EXCERPT PROVIDED:
##########
/ngtools-webpack-lazy-loading

Example project to demonstrate lazy loading issues with @ngtools/webpack

Primary LanguageJavaScript

@ngtools/webpack Lazy Loading

This project has a twofold purpose:

  1. provide easy reproducible for demonstrating and testing issues with @ngtools/webpack building lazy-loaded modules; and
  2. provide a bare-bones example of how to build an application with lazy-loaded modules using @ngtools/webpack, with both AOT and JIT compilation.

Note that this project uses Webpack ^2.2.0. The behaviors described herein may not apply to earlier versions of Webpack (such as the 1.0 family).

NPM Build Scripts

The project has the following NPM scripts for testing building the project with different configurations:

  1. vanilla build: JIT compilation and no DLL bundles/chunks
npm run build
  1. JIT compilation and DLL bundles
npm run build-with-dll
  1. vanilla AOT: AOT compilation and no DLL bundles/chunks
npm run aot
  1. AOT compilation and DLL bundles
npm run aot-with-dll

NPM Serve scripts

The project has the following NPM scripts for testing serving the project with different configurations (using webpack-dev-server):

  1. vanilla build: JIT compilation and no DLL bundles/chunks
npm run serve
  1. JIT compilation and DLL bundles
npm run serve-with-dll
  1. vanilla AOT: AOT compilation and no DLL bundles/chunks
npm run serve-aot
  1. AOT compilation and DLL bundles
npm run serve-aot-with-dll

Issues

As of @ngtools/webpack 1.2.8, there are a few disparate issues reproducible by this project:

1. Lazy Loaded Routes Won't build

Using npm run serve, which is the most vanilla behavior (no chunks, no DLLs), will not generate lazy loaded routes for @ngtools/webpack versions ^1.2.6. This is because the @ngtools/webpack plugin check for @angular/core/src/linker will never be triggered. You can debug this by navigating to node_modules/@ngtools/webpack/src/plugin.js and adding the following above line 229:

console.log("ContextModuleFactory resource: " + result.resource);

2. Lazy Loaded Routes Won't Build with DLL bundles

To actually test this you'll need to do one of two things:

  1. revert @ngtools/webpack to version 1.2.4 (before the @ngtools/webpack plugin check for @angular/core/src/linker); ir
  2. comment out lines 229-231 of node_modules/@ngtools/webpack/src/plugin.js to override the @angular/core/src/linker check.
##########
(Stored dataset items)
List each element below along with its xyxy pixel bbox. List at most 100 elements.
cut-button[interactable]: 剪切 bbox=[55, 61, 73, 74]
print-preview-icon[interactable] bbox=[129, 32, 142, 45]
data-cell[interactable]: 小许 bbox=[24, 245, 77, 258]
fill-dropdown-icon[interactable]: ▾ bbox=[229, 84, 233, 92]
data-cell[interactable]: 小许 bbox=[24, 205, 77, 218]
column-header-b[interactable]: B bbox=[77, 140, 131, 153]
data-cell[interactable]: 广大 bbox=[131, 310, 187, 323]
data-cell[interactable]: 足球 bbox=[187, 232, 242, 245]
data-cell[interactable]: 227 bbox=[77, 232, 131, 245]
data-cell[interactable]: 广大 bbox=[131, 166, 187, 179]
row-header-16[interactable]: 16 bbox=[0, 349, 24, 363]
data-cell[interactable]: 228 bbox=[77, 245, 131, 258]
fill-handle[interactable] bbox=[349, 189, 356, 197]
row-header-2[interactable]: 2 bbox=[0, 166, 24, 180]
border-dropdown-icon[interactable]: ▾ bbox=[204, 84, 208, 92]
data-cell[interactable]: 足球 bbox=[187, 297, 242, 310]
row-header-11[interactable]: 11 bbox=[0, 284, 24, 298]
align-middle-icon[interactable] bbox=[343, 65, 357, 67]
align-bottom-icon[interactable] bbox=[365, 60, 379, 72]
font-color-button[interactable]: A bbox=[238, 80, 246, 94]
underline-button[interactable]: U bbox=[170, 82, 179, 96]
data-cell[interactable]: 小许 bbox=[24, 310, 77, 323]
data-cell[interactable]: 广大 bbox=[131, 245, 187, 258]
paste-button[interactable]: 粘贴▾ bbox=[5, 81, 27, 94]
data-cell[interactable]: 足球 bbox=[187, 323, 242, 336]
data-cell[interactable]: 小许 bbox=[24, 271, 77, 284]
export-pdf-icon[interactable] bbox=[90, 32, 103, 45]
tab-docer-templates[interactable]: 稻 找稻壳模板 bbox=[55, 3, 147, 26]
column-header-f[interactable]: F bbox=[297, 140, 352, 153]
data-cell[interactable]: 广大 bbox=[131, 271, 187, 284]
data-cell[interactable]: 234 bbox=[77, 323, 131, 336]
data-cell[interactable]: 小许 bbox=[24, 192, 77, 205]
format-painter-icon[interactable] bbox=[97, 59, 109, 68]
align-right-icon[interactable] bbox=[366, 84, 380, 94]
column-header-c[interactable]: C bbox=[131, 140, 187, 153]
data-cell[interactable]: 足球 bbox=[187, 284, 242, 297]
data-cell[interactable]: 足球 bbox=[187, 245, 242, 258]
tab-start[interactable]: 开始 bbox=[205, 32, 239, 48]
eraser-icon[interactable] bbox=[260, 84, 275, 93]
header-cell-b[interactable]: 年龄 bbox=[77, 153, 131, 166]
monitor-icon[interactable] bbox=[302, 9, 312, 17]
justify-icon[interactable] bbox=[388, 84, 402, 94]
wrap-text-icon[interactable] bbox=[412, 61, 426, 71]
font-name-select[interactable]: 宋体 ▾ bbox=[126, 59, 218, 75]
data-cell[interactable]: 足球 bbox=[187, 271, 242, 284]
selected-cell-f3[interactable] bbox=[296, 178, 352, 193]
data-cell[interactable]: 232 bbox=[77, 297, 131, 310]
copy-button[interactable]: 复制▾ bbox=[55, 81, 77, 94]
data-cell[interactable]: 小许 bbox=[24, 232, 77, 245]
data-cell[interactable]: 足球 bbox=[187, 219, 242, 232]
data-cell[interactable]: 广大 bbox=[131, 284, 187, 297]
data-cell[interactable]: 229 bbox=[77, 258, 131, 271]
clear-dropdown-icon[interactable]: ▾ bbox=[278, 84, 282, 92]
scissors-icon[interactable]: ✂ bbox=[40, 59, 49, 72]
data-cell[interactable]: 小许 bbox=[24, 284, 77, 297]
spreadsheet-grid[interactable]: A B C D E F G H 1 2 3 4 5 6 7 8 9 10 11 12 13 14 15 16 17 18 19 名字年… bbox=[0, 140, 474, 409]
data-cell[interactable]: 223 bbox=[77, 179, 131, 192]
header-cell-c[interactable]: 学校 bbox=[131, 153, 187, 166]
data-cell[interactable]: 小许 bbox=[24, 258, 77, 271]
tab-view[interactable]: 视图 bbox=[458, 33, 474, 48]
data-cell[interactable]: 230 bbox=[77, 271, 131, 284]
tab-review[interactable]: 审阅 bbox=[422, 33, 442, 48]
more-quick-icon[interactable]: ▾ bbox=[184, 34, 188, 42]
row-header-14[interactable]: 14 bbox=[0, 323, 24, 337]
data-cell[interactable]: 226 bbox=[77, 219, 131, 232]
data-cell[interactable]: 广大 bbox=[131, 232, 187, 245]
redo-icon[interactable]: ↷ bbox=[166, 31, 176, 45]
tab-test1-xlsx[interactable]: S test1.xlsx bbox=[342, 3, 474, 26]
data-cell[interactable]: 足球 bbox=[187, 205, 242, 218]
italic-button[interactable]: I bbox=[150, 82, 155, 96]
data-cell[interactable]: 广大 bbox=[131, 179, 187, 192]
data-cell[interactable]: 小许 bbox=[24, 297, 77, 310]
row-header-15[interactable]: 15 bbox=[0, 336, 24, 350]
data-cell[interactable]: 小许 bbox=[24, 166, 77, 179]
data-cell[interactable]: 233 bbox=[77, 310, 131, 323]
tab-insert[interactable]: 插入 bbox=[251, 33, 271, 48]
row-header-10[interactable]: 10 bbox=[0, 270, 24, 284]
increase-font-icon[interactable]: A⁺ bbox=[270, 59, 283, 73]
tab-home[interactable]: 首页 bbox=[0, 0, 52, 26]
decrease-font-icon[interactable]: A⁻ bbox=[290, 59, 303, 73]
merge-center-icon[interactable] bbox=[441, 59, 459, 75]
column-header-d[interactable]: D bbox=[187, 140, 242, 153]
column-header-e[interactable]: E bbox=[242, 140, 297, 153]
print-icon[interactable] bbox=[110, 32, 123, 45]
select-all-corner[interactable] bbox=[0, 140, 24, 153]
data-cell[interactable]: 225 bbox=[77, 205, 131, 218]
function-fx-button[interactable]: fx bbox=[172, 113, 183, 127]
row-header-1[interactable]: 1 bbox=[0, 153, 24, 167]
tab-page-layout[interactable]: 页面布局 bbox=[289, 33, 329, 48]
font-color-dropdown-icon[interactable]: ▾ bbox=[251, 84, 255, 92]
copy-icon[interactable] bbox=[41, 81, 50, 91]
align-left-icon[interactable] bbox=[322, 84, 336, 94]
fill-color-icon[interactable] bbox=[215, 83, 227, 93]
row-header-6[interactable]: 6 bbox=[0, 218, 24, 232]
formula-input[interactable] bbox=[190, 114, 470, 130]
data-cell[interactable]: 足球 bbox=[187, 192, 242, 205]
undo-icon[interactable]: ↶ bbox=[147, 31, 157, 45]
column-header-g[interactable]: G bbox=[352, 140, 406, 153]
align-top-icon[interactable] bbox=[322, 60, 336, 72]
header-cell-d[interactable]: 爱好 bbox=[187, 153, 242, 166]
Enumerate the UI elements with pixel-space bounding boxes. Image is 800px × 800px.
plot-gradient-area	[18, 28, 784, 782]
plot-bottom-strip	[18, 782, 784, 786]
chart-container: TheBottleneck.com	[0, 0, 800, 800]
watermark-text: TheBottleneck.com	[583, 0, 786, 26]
##########
REQUIRED WORK:
(1) Please copy the passage from the text on @ngtools/webpack lazy loading, from "Example project to" up to and including "the 1.0 family).".
(2) Answer these questions using the text on @ngtools/webpack lazy loading:
(a) Which version of Webpack does the project use?
(b) Which NPM script serves the project with AOT compilation and DLL bundles?
(c) To which @ngtools/webpack version can you revert in order to test the second issue?

OUTPUTS BY TASK:
(1)
Example project to demonstrate lazy loading issues with @ngtools/webpack

Primary LanguageJavaScript

@ngtools/webpack Lazy Loading

This project has a twofold purpose:

  1. provide easy reproducible for demonstrating and testing issues with @ngtools/webpack building lazy-loaded modules; and
  2. provide a bare-bones example of how to build an application with lazy-loaded modules using @ngtools/webpack, with both AOT and JIT compilation.

Note that this project uses Webpack ^2.2.0. The behaviors described herein may not apply to earlier versions of Webpack (such as the 1.0 family).

(2)
(a) Webpack ^2.2.0
(b) npm run serve-aot-with-dll
(c) Version 1.2.4